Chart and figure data
********

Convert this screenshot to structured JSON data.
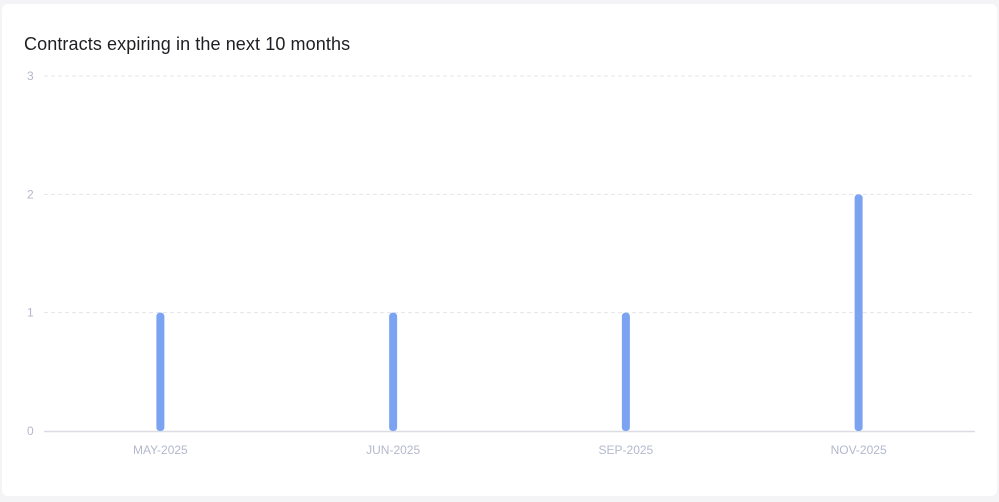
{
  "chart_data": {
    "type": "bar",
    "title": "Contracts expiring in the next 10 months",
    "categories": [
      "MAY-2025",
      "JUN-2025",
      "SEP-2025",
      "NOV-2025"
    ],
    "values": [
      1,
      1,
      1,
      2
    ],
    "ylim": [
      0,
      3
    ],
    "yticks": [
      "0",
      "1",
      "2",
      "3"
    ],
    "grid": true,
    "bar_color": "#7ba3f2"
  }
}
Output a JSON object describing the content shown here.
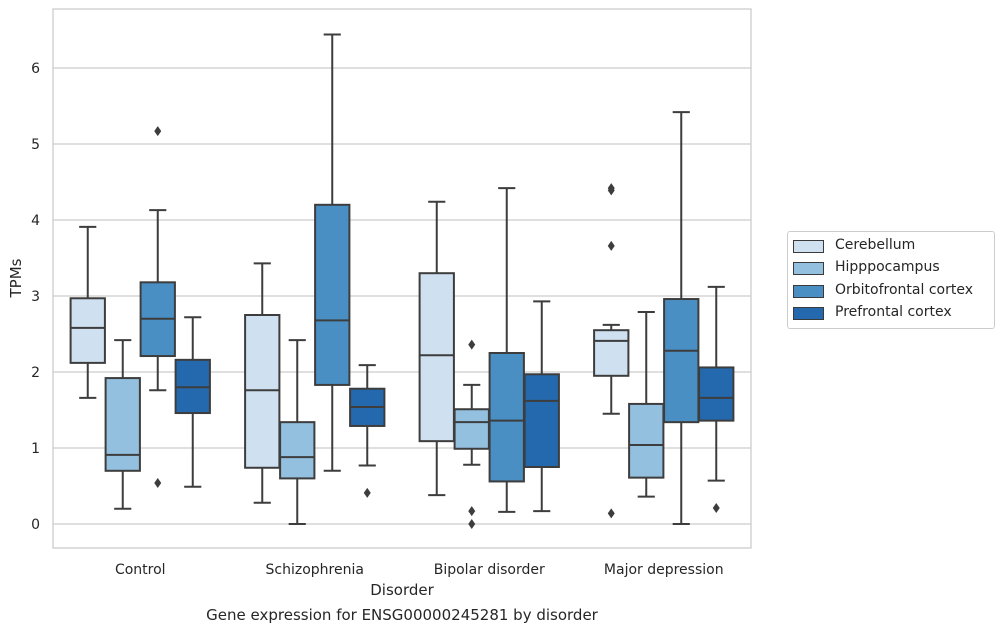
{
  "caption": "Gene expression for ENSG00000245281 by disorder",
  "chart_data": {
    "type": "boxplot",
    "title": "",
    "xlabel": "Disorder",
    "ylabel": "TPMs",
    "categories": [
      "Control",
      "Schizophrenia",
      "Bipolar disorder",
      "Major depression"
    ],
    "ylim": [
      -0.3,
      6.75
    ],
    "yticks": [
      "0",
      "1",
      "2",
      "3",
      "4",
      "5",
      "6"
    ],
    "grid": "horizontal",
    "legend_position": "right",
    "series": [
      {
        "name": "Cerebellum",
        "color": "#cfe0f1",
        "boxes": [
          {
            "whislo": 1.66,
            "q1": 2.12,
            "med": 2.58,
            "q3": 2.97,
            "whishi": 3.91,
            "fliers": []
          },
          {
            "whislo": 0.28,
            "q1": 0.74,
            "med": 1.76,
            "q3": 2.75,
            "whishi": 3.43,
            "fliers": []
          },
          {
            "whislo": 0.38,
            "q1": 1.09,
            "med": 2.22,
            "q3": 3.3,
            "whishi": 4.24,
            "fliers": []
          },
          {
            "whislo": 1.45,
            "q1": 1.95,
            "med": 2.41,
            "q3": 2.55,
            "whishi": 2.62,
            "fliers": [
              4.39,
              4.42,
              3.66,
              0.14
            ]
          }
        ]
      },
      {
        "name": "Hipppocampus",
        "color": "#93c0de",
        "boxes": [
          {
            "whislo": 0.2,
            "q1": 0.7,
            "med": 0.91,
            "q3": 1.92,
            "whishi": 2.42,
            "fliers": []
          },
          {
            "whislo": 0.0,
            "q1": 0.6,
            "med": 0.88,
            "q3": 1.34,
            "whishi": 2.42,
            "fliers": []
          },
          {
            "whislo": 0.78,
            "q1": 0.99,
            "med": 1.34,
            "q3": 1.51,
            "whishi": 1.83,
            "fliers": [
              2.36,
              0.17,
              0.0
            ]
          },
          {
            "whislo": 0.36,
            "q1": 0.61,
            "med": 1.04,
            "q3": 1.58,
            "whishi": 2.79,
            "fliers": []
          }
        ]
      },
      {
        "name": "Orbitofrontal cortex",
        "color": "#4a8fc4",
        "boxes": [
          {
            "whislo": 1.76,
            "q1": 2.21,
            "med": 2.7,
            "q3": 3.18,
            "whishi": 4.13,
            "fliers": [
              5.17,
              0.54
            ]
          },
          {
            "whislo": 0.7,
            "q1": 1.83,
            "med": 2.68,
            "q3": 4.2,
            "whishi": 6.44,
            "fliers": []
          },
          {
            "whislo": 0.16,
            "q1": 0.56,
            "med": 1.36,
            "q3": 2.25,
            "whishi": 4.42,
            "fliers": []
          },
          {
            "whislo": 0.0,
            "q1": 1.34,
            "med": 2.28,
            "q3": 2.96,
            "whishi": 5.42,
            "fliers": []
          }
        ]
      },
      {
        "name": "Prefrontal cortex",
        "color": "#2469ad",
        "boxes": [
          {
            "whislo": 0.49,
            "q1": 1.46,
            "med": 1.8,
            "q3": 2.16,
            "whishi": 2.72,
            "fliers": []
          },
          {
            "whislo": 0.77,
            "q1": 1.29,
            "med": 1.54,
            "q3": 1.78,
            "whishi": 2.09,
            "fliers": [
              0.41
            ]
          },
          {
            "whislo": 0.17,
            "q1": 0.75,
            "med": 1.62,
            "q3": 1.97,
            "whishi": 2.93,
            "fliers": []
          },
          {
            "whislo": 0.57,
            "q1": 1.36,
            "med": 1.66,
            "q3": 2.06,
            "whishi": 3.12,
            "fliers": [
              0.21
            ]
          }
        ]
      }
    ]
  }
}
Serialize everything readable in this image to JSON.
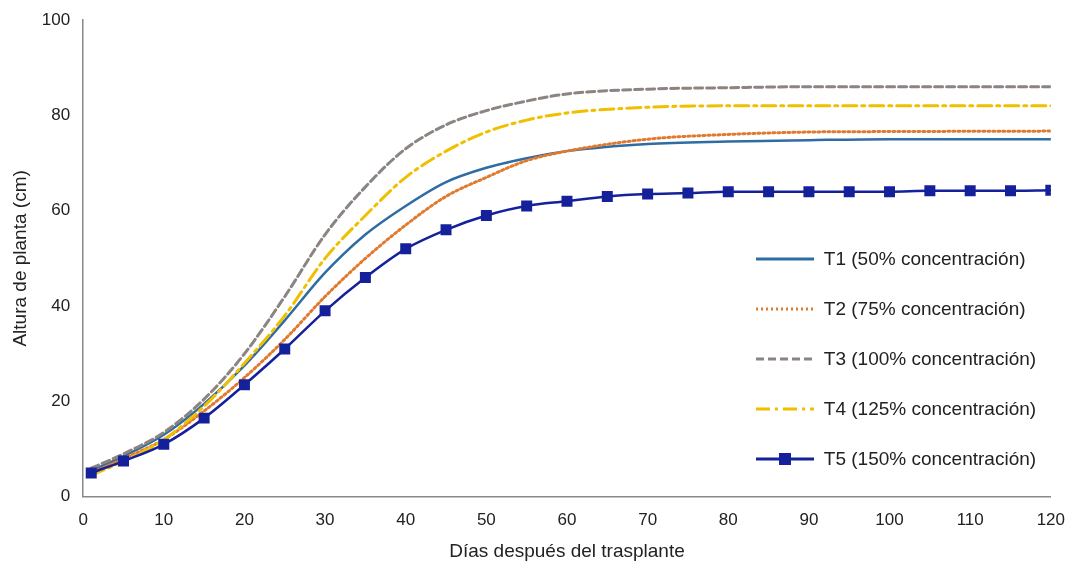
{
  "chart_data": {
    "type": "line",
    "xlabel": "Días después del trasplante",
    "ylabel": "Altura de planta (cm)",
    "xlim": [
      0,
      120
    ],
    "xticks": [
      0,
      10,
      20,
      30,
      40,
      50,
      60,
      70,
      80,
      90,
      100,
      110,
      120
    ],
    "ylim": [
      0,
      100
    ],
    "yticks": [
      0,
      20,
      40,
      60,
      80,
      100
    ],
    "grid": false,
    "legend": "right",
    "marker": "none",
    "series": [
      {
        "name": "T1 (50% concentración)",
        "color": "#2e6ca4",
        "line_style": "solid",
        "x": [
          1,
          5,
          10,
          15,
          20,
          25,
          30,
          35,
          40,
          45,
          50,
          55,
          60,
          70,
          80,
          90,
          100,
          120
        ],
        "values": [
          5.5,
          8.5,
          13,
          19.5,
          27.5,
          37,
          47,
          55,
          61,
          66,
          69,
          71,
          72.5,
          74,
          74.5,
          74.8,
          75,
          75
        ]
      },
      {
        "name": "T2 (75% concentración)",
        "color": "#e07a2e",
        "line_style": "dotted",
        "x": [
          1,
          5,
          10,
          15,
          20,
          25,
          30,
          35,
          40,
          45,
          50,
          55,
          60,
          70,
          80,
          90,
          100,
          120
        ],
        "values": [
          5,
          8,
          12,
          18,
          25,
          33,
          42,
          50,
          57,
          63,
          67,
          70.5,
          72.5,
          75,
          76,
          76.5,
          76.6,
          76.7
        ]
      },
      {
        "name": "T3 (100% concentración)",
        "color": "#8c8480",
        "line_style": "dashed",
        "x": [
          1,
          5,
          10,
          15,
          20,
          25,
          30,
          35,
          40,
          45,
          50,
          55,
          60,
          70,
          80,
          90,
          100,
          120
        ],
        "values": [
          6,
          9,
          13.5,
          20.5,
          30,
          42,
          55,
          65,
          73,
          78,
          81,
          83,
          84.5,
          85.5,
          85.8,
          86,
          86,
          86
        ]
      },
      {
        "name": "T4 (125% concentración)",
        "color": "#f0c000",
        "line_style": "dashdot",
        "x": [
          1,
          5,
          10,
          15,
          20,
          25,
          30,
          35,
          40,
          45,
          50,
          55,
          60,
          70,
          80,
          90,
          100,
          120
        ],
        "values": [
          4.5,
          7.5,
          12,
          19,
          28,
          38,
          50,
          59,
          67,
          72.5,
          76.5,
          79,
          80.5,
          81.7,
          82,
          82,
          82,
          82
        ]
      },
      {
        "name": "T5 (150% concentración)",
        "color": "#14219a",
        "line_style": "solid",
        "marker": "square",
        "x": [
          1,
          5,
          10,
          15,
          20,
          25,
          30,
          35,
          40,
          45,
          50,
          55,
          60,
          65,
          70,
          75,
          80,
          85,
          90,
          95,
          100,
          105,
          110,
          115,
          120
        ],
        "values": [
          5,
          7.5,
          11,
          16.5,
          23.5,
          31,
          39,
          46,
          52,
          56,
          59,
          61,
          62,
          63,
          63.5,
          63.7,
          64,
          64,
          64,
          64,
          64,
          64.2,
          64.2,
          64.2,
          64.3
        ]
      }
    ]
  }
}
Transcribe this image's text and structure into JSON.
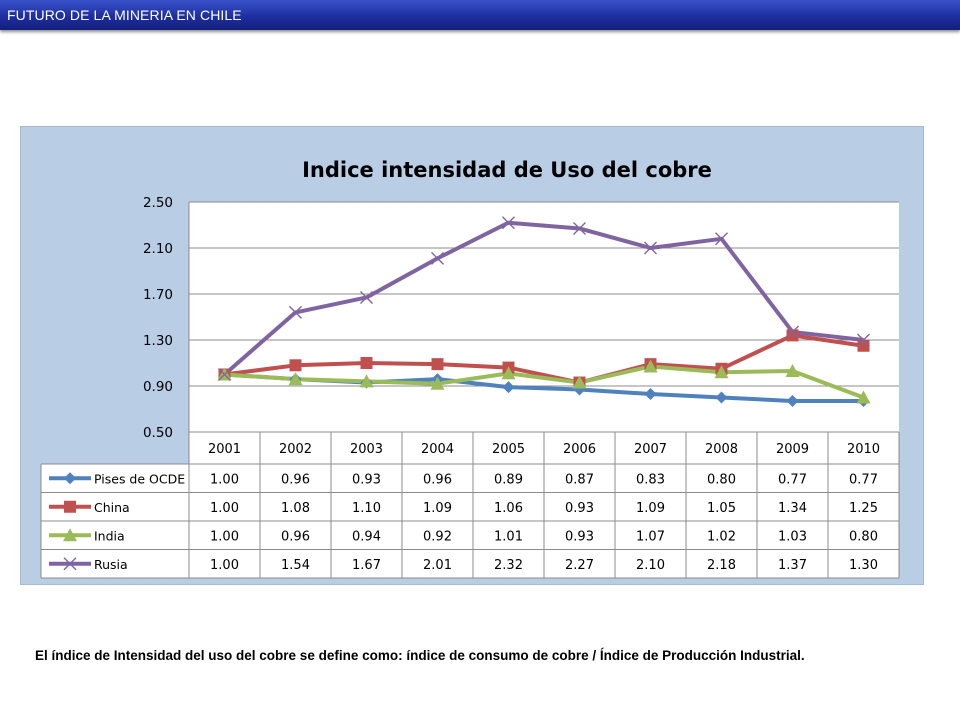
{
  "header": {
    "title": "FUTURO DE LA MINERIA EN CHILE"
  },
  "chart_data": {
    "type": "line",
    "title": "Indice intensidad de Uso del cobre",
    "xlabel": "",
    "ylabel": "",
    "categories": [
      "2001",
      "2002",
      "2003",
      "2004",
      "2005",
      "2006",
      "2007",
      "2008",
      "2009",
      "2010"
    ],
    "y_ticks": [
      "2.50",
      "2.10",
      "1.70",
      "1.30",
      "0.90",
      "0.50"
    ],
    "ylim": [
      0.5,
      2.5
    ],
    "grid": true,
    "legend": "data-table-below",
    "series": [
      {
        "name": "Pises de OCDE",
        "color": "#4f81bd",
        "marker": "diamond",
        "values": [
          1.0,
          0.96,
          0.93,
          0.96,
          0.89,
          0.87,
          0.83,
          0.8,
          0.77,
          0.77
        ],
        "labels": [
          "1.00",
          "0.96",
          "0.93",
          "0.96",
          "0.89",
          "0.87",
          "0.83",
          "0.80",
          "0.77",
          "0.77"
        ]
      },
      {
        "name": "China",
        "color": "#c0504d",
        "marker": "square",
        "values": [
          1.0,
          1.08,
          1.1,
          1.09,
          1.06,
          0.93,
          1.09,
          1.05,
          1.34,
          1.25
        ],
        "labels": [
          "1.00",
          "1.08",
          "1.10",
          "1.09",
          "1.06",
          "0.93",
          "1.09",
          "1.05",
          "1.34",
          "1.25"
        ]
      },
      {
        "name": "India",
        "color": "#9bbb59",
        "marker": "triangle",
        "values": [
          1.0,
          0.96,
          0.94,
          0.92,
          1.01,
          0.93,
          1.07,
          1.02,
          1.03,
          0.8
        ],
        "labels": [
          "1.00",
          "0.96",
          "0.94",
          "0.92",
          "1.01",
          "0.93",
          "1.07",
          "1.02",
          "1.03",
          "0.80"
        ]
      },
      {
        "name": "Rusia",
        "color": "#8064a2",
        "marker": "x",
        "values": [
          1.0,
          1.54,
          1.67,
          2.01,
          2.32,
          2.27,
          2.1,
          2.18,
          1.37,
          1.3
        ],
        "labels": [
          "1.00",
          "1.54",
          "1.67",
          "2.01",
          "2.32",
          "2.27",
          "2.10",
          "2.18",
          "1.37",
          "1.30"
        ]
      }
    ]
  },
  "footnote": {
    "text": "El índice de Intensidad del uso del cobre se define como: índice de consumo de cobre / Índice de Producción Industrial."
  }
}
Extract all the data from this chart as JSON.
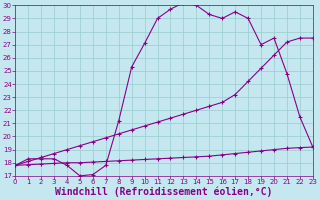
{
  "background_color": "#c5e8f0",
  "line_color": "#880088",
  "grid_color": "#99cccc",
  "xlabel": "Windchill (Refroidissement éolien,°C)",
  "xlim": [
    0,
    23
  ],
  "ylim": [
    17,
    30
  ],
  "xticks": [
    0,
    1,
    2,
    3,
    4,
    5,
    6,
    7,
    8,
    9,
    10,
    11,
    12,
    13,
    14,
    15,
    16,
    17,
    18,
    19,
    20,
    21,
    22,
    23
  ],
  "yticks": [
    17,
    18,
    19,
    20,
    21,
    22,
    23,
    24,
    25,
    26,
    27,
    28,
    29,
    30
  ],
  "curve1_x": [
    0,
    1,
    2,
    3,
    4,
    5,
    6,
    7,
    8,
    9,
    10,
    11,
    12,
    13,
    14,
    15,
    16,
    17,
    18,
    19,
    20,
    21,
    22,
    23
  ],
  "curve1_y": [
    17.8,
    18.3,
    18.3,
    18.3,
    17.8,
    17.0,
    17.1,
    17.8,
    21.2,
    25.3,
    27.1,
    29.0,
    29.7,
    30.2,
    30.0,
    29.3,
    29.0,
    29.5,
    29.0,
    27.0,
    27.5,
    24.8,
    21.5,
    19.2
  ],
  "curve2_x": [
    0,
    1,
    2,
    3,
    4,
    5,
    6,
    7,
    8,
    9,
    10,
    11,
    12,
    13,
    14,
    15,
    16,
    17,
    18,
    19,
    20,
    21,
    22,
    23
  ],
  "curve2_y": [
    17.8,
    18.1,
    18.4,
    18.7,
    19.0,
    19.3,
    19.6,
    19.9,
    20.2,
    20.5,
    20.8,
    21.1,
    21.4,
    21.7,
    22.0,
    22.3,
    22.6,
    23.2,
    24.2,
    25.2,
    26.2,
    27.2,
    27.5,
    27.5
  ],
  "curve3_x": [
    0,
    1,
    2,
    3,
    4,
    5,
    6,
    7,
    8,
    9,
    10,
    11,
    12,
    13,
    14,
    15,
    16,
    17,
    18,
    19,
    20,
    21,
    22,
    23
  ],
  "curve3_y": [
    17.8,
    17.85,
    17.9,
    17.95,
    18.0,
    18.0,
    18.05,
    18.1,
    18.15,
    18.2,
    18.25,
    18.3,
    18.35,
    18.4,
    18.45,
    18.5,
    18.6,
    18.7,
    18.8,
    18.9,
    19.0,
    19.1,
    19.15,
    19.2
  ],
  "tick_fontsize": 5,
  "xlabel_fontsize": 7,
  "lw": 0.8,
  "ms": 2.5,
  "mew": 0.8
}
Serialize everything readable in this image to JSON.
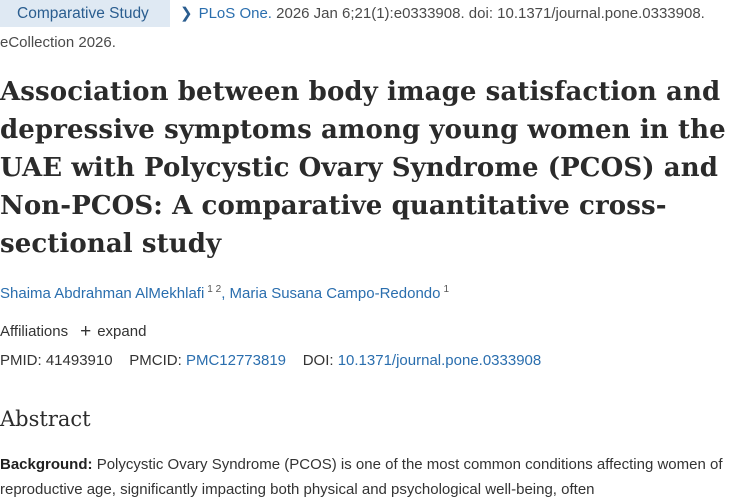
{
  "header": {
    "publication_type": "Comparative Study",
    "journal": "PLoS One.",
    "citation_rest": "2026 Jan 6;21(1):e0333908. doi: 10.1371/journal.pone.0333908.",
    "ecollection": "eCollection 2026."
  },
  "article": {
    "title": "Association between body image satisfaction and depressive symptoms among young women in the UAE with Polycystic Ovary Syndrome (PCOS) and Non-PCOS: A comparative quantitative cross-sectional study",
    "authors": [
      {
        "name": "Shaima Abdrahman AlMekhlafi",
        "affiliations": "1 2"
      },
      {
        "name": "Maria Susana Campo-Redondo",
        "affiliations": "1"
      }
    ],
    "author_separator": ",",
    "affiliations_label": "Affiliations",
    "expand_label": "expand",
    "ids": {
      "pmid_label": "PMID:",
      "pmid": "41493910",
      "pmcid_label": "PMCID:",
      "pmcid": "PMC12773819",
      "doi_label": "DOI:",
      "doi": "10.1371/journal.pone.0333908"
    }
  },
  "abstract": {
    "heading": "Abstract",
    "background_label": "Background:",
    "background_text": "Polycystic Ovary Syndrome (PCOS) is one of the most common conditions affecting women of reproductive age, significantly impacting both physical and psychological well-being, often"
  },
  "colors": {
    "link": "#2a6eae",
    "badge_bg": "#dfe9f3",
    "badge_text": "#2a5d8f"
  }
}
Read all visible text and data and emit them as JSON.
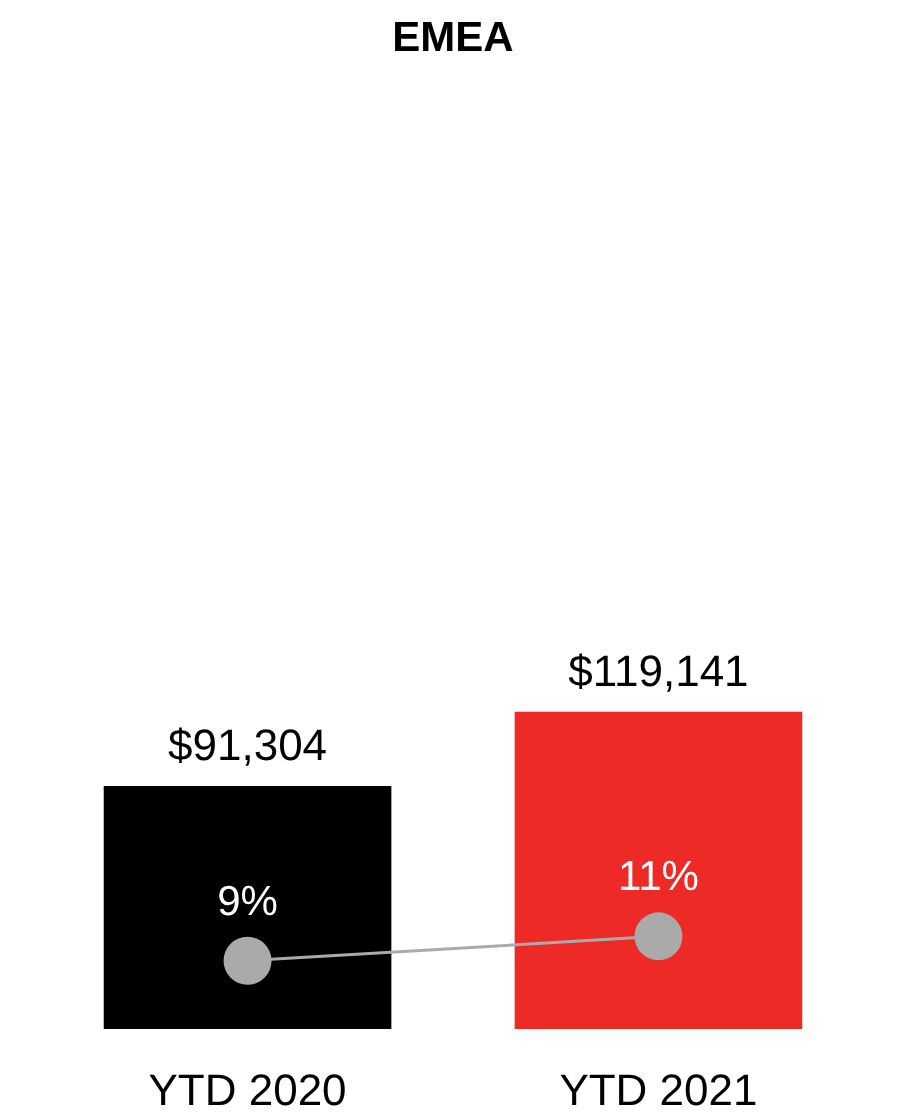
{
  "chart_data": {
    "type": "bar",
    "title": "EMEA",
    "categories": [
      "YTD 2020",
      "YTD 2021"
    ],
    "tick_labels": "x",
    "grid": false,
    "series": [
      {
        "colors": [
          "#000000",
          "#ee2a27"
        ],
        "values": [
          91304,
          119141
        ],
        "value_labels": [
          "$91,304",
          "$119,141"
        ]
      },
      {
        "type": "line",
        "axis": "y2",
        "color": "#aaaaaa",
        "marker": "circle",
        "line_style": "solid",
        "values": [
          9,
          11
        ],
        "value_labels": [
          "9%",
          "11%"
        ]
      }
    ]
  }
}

********

**Short exercise:** The lines to collect are those holding the string "journal"; copy them all.

**Finished task:**
    "journal": "PLoS One.",
    "citation_rest": "2026 Jan 6;21(1):e0333908. doi: 10.1371/journal.pone.0333908.",
      "doi": "10.1371/journal.pone.0333908"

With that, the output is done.